**Task goal:**
Reproduce all of the data that follows, character for character.

**Source records:**

· · · · · · ·

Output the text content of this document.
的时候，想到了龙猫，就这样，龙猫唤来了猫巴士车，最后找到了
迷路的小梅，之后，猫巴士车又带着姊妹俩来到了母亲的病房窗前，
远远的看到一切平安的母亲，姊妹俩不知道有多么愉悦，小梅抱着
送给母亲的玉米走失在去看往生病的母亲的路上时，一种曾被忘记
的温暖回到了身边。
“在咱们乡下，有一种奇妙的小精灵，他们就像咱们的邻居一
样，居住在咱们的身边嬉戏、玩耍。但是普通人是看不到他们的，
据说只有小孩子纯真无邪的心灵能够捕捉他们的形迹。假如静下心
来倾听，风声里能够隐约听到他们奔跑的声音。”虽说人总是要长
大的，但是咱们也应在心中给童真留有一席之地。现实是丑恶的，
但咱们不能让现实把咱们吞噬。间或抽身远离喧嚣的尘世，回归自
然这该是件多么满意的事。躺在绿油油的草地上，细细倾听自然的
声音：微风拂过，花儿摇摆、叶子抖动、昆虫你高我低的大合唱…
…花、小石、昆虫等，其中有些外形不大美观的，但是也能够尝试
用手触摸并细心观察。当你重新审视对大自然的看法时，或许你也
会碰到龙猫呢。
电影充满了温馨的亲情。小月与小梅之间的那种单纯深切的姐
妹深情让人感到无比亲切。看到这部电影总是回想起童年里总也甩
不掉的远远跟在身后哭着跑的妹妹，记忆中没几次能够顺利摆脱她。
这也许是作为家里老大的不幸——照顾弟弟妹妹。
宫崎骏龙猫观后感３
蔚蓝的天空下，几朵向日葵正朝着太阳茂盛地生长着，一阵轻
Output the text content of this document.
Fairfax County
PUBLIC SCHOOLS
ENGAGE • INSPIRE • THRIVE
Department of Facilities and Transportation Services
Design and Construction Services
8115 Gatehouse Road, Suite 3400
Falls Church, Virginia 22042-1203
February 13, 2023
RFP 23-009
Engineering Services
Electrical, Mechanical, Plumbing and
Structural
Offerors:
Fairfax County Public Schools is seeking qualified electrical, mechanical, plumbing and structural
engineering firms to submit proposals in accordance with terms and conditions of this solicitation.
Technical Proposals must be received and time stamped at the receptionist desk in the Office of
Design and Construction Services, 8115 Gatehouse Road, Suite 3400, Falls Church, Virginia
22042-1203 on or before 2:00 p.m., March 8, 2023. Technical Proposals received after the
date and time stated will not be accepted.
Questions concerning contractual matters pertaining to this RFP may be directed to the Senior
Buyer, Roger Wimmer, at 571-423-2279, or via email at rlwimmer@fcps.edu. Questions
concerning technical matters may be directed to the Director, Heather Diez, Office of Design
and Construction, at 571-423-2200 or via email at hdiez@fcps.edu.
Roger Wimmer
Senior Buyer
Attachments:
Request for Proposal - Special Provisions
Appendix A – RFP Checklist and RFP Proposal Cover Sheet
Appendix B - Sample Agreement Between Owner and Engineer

· · · · · · ·

**Worked solution:**
Output the text content of this document.
的时候，想到了龙猫，就这样，龙猫唤来了猫巴士车，最后找到了
迷路的小梅，之后，猫巴士车又带着姊妹俩来到了母亲的病房窗前，
远远的看到一切平安的母亲，姊妹俩不知道有多么愉悦，小梅抱着
送给母亲的玉米走失在去看往生病的母亲的路上时，一种曾被忘记
的温暖回到了身边。
“在咱们乡下，有一种奇妙的小精灵，他们就像咱们的邻居一
样，居住在咱们的身边嬉戏、玩耍。但是普通人是看不到他们的，
据说只有小孩子纯真无邪的心灵能够捕捉他们的形迹。假如静下心
来倾听，风声里能够隐约听到他们奔跑的声音。”虽说人总是要长
大的，但是咱们也应在心中给童真留有一席之地。现实是丑恶的，
但咱们不能让现实把咱们吞噬。间或抽身远离喧嚣的尘世，回归自
然这该是件多么满意的事。躺在绿油油的草地上，细细倾听自然的
声音：微风拂过，花儿摇摆、叶子抖动、昆虫你高我低的大合唱…
…花、小石、昆虫等，其中有些外形不大美观的，但是也能够尝试
用手触摸并细心观察。当你重新审视对大自然的看法时，或许你也
会碰到龙猫呢。
电影充满了温馨的亲情。小月与小梅之间的那种单纯深切的姐
妹深情让人感到无比亲切。看到这部电影总是回想起童年里总也甩
不掉的远远跟在身后哭着跑的妹妹，记忆中没几次能够顺利摆脱她。
这也许是作为家里老大的不幸——照顾弟弟妹妹。
宫崎骏龙猫观后感３
蔚蓝的天空下，几朵向日葵正朝着太阳茂盛地生长着，一阵轻
Output the text content of this document.
Fairfax County
PUBLIC SCHOOLS
ENGAGE • INSPIRE • THRIVE
Department of Facilities and Transportation Services
Design and Construction Services
8115 Gatehouse Road, Suite 3400
Falls Church, Virginia 22042-1203
February 13, 2023
RFP 23-009
Engineering Services
Electrical, Mechanical, Plumbing and
Structural
Offerors:
Fairfax County Public Schools is seeking qualified electrical, mechanical, plumbing and structural
engineering firms to submit proposals in accordance with terms and conditions of this solicitation.
Technical Proposals must be received and time stamped at the receptionist desk in the Office of
Design and Construction Services, 8115 Gatehouse Road, Suite 3400, Falls Church, Virginia
22042-1203 on or before 2:00 p.m., March 8, 2023. Technical Proposals received after the
date and time stated will not be accepted.
Questions concerning contractual matters pertaining to this RFP may be directed to the Senior
Buyer, Roger Wimmer, at 571-423-2279, or via email at rlwimmer@fcps.edu. Questions
concerning technical matters may be directed to the Director, Heather Diez, Office of Design
and Construction, at 571-423-2200 or via email at hdiez@fcps.edu.
Roger Wimmer
Senior Buyer
Attachments:
Request for Proposal - Special Provisions
Appendix A – RFP Checklist and RFP Proposal Cover Sheet
Appendix B - Sample Agreement Between Owner and Engineer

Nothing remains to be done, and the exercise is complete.